__TASK GOAL__
Leaving out the pictures, retype all the material exactly.
====== MATERIALS PROVIDED
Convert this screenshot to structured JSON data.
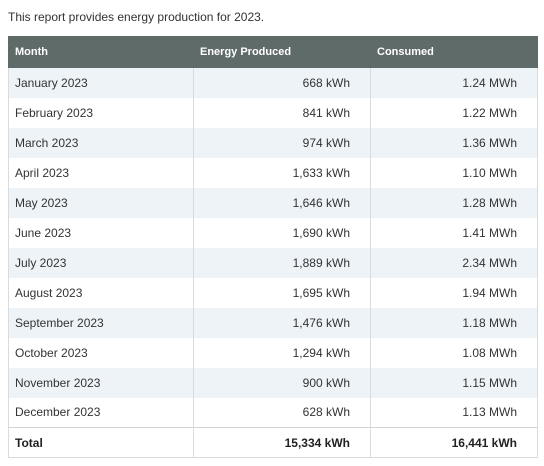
{
  "intro": "This report provides energy production for 2023.",
  "table": {
    "headers": [
      "Month",
      "Energy Produced",
      "Consumed"
    ],
    "rows": [
      [
        "January 2023",
        "668 kWh",
        "1.24 MWh"
      ],
      [
        "February 2023",
        "841 kWh",
        "1.22 MWh"
      ],
      [
        "March 2023",
        "974 kWh",
        "1.36 MWh"
      ],
      [
        "April 2023",
        "1,633 kWh",
        "1.10 MWh"
      ],
      [
        "May 2023",
        "1,646 kWh",
        "1.28 MWh"
      ],
      [
        "June 2023",
        "1,690 kWh",
        "1.41 MWh"
      ],
      [
        "July 2023",
        "1,889 kWh",
        "2.34 MWh"
      ],
      [
        "August 2023",
        "1,695 kWh",
        "1.94 MWh"
      ],
      [
        "September 2023",
        "1,476 kWh",
        "1.18 MWh"
      ],
      [
        "October 2023",
        "1,294 kWh",
        "1.08 MWh"
      ],
      [
        "November 2023",
        "900 kWh",
        "1.15 MWh"
      ],
      [
        "December 2023",
        "628 kWh",
        "1.13 MWh"
      ]
    ],
    "total": [
      "Total",
      "15,334 kWh",
      "16,441 kWh"
    ]
  }
}
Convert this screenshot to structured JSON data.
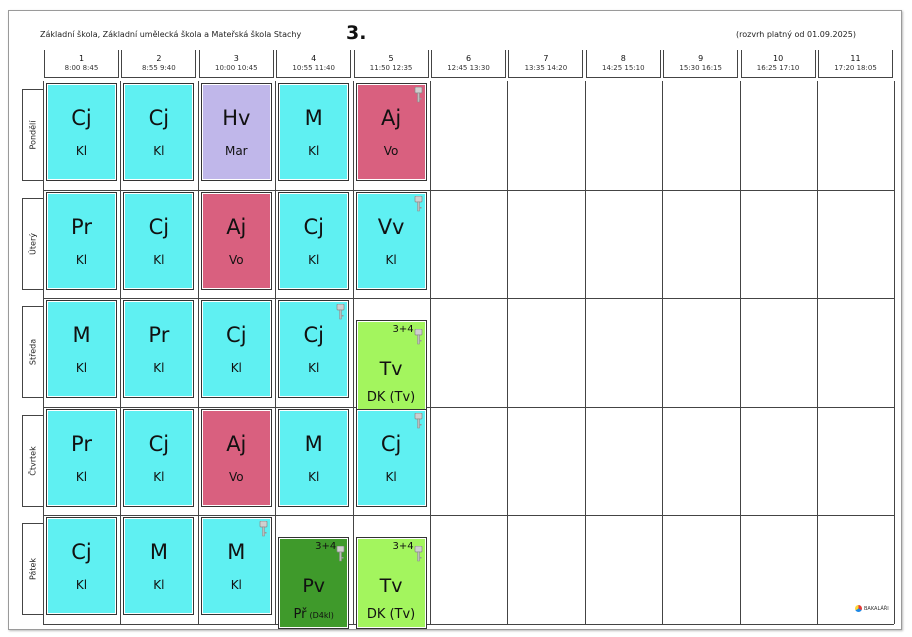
============
__FINISHED ANSWER__
Convert this screenshot to structured JSON data.
{
  "intro": "This report provides energy production for 2023.",
  "table": {
    "headers": [
      "Month",
      "Energy Produced",
      "Consumed"
    ],
    "rows": [
      [
        "January 2023",
        "668 kWh",
        "1.24 MWh"
      ],
      [
        "February 2023",
        "841 kWh",
        "1.22 MWh"
      ],
      [
        "March 2023",
        "974 kWh",
        "1.36 MWh"
      ],
      [
        "April 2023",
        "1,633 kWh",
        "1.10 MWh"
      ],
      [
        "May 2023",
        "1,646 kWh",
        "1.28 MWh"
      ],
      [
        "June 2023",
        "1,690 kWh",
        "1.41 MWh"
      ],
      [
        "July 2023",
        "1,889 kWh",
        "2.34 MWh"
      ],
      [
        "August 2023",
        "1,695 kWh",
        "1.94 MWh"
      ],
      [
        "September 2023",
        "1,476 kWh",
        "1.18 MWh"
      ],
      [
        "October 2023",
        "1,294 kWh",
        "1.08 MWh"
      ],
      [
        "November 2023",
        "900 kWh",
        "1.15 MWh"
      ],
      [
        "December 2023",
        "628 kWh",
        "1.13 MWh"
      ]
    ],
    "total": [
      "Total",
      "15,334 kWh",
      "16,441 kWh"
    ]
  }
}
Convert this screenshot to structured JSON data.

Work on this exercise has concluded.